Records for the exercise:
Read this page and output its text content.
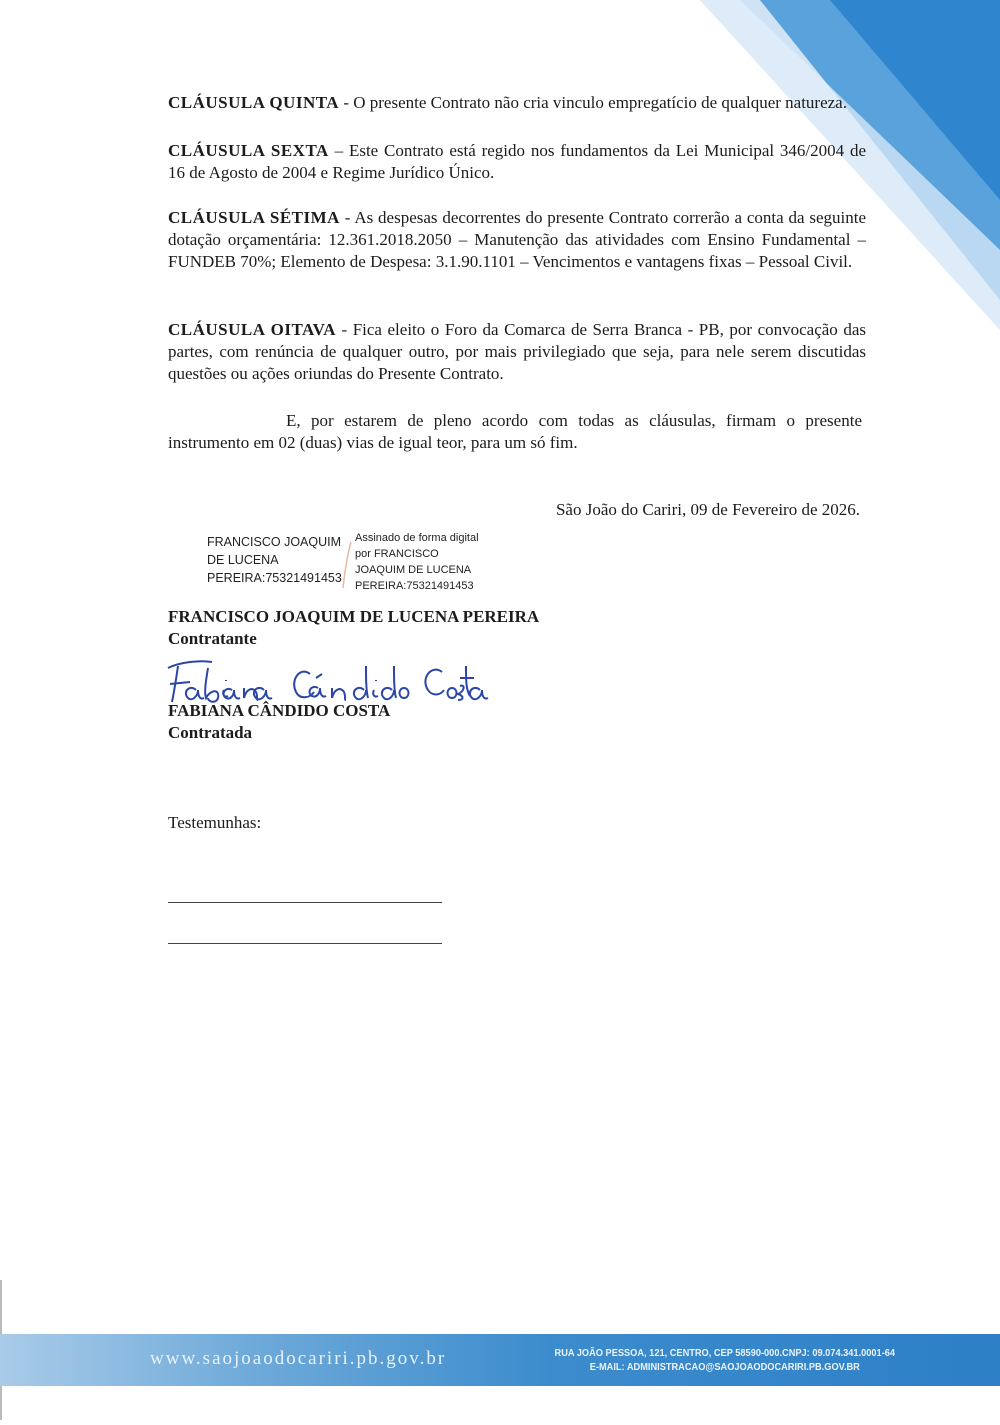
CLÁUSULA QUINTA - O presente Contrato não cria vinculo empregatício de qualquer natureza.
CLÁUSULA SEXTA – Este Contrato está regido nos fundamentos da Lei Municipal 346/2004 de 16 de Agosto de 2004 e Regime Jurídico Único.
CLÁUSULA SÉTIMA - As despesas decorrentes do presente Contrato correrão a conta da seguinte dotação orçamentária: 12.361.2018.2050 – Manutenção das atividades com Ensino Fundamental – FUNDEB 70%; Elemento de Despesa: 3.1.90.1101 – Vencimentos e vantagens fixas – Pessoal Civil.
CLÁUSULA OITAVA - Fica eleito o Foro da Comarca de Serra Branca - PB, por convocação das partes, com renúncia de qualquer outro, por mais privilegiado que seja, para nele serem discutidas questões ou ações oriundas do Presente Contrato.
E, por estarem de pleno acordo com todas as cláusulas, firmam o presente instrumento em 02 (duas) vias de igual teor, para um só fim.
São João do Cariri, 09 de Fevereiro de 2026.
FRANCISCO JOAQUIM
DE LUCENA
PEREIRA:75321491453
Assinado de forma digital
por FRANCISCO
JOAQUIM DE LUCENA
PEREIRA:75321491453
FRANCISCO JOAQUIM DE LUCENA PEREIRA
Contratante
FABIANA CÂNDIDO COSTA
Contratada
Testemunhas:
www.saojoaodocariri.pb.gov.br	RUA JOÃO PESSOA, 121, CENTRO, CEP 58590-000.CNPJ: 09.074.341.0001-64
E-MAIL: ADMINISTRACAO@SAOJOAODOCARIRI.PB.GOV.BR
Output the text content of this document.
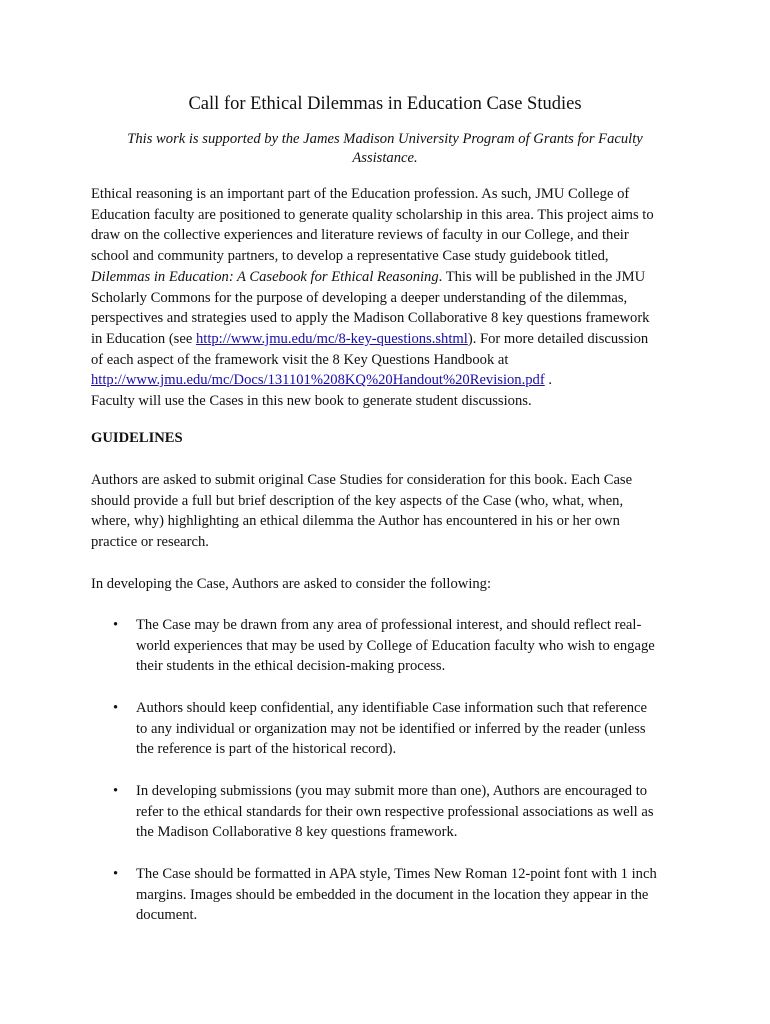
Call for Ethical Dilemmas in Education Case Studies

This work is supported by the James Madison University Program of Grants for Faculty
Assistance.

Ethical reasoning is an important part of the Education profession. As such, JMU College of
Education faculty are positioned to generate quality scholarship in this area. This project aims to
draw on the collective experiences and literature reviews of faculty in our College, and their
school and community partners, to develop a representative Case study guidebook titled,
Dilemmas in Education: A Casebook for Ethical Reasoning. This will be published in the JMU
Scholarly Commons for the purpose of developing a deeper understanding of the dilemmas,
perspectives and strategies used to apply the Madison Collaborative 8 key questions framework
in Education (see http://www.jmu.edu/mc/8-key-questions.shtml). For more detailed discussion
of each aspect of the framework visit the 8 Key Questions Handbook at
http://www.jmu.edu/mc/Docs/131101%208KQ%20Handout%20Revision.pdf .
Faculty will use the Cases in this new book to generate student discussions.

GUIDELINES

Authors are asked to submit original Case Studies for consideration for this book. Each Case
should provide a full but brief description of the key aspects of the Case (who, what, when,
where, why) highlighting an ethical dilemma the Author has encountered in his or her own
practice or research.

In developing the Case, Authors are asked to consider the following:

• The Case may be drawn from any area of professional interest, and should reflect real-
world experiences that may be used by College of Education faculty who wish to engage
their students in the ethical decision-making process.
• Authors should keep confidential, any identifiable Case information such that reference
to any individual or organization may not be identified or inferred by the reader (unless
the reference is part of the historical record).
• In developing submissions (you may submit more than one), Authors are encouraged to
refer to the ethical standards for their own respective professional associations as well as
the Madison Collaborative 8 key questions framework.
• The Case should be formatted in APA style, Times New Roman 12-point font with 1 inch
margins. Images should be embedded in the document in the location they appear in the
document.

Direction: Transcribe the complete set of entries verbatim. No pictures belong in the copy.

Written response:
Read this page and output its text content.
CLÁUSULA QUINTA - O presente Contrato não cria vinculo empregatício de qualquer natureza.
CLÁUSULA SEXTA – Este Contrato está regido nos fundamentos da Lei Municipal 346/2004 de 16 de Agosto de 2004 e Regime Jurídico Único.
CLÁUSULA SÉTIMA - As despesas decorrentes do presente Contrato correrão a conta da seguinte dotação orçamentária: 12.361.2018.2050 – Manutenção das atividades com Ensino Fundamental – FUNDEB 70%; Elemento de Despesa: 3.1.90.1101 – Vencimentos e vantagens fixas – Pessoal Civil.
CLÁUSULA OITAVA - Fica eleito o Foro da Comarca de Serra Branca - PB, por convocação das partes, com renúncia de qualquer outro, por mais privilegiado que seja, para nele serem discutidas questões ou ações oriundas do Presente Contrato.
E, por estarem de pleno acordo com todas as cláusulas, firmam o presente instrumento em 02 (duas) vias de igual teor, para um só fim.
São João do Cariri, 09 de Fevereiro de 2026.
FRANCISCO JOAQUIM
DE LUCENA
PEREIRA:75321491453
Assinado de forma digital
por FRANCISCO
JOAQUIM DE LUCENA
PEREIRA:75321491453
FRANCISCO JOAQUIM DE LUCENA PEREIRA
Contratante
FABIANA CÂNDIDO COSTA
Contratada
Testemunhas:
www.saojoaodocariri.pb.gov.br	RUA JOÃO PESSOA, 121, CENTRO, CEP 58590-000.CNPJ: 09.074.341.0001-64
E-MAIL: ADMINISTRACAO@SAOJOAODOCARIRI.PB.GOV.BR
Output the text content of this document.
Call for Ethical Dilemmas in Education Case Studies

This work is supported by the James Madison University Program of Grants for Faculty
Assistance.

Ethical reasoning is an important part of the Education profession. As such, JMU College of
Education faculty are positioned to generate quality scholarship in this area. This project aims to
draw on the collective experiences and literature reviews of faculty in our College, and their
school and community partners, to develop a representative Case study guidebook titled,
Dilemmas in Education: A Casebook for Ethical Reasoning. This will be published in the JMU
Scholarly Commons for the purpose of developing a deeper understanding of the dilemmas,
perspectives and strategies used to apply the Madison Collaborative 8 key questions framework
in Education (see http://www.jmu.edu/mc/8-key-questions.shtml). For more detailed discussion
of each aspect of the framework visit the 8 Key Questions Handbook at
http://www.jmu.edu/mc/Docs/131101%208KQ%20Handout%20Revision.pdf .
Faculty will use the Cases in this new book to generate student discussions.

GUIDELINES

Authors are asked to submit original Case Studies for consideration for this book. Each Case
should provide a full but brief description of the key aspects of the Case (who, what, when,
where, why) highlighting an ethical dilemma the Author has encountered in his or her own
practice or research.

In developing the Case, Authors are asked to consider the following:

• The Case may be drawn from any area of professional interest, and should reflect real-
world experiences that may be used by College of Education faculty who wish to engage
their students in the ethical decision-making process.
• Authors should keep confidential, any identifiable Case information such that reference
to any individual or organization may not be identified or inferred by the reader (unless
the reference is part of the historical record).
• In developing submissions (you may submit more than one), Authors are encouraged to
refer to the ethical standards for their own respective professional associations as well as
the Madison Collaborative 8 key questions framework.
• The Case should be formatted in APA style, Times New Roman 12-point font with 1 inch
margins. Images should be embedded in the document in the location they appear in the
document.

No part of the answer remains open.